▸ Exercise instructions:
Copy all lines of the listing that include the string "Book".

▸ Stored records:
— BEGIN —

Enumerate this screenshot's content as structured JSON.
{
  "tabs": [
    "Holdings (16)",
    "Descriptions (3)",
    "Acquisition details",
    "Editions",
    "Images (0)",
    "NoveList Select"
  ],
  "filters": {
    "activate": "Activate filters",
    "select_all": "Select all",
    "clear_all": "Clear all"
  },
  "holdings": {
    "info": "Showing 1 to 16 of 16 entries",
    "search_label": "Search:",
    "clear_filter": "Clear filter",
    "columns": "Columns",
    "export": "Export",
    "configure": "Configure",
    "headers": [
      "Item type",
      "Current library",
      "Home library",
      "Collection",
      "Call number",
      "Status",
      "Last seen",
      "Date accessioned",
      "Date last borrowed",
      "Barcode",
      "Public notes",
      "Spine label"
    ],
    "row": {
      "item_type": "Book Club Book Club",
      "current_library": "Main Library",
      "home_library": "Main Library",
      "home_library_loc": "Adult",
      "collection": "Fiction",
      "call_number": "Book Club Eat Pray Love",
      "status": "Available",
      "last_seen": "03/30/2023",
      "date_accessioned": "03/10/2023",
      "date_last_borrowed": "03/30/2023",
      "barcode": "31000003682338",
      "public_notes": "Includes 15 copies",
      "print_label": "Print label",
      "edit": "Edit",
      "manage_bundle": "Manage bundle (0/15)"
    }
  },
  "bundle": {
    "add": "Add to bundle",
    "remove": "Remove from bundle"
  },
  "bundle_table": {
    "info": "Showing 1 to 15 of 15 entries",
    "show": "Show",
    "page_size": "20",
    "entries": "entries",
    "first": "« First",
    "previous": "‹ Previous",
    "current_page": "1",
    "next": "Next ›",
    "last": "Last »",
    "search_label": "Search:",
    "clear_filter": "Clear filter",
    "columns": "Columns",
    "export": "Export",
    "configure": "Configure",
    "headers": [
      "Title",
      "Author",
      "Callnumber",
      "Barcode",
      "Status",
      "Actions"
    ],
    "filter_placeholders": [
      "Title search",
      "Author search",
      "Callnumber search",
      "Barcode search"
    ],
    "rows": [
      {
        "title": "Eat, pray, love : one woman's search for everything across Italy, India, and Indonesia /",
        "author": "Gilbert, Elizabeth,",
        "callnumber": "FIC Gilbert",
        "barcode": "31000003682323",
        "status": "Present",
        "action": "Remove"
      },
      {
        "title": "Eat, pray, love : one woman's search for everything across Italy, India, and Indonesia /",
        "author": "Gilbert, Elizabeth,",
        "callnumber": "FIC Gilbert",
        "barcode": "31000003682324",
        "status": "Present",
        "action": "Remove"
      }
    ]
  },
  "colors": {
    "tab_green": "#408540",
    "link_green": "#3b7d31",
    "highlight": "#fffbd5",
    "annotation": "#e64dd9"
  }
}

— END —

▸ Output:
      "item_type": "Book Club Book Club",
      "call_number": "Book Club Eat Pray Love",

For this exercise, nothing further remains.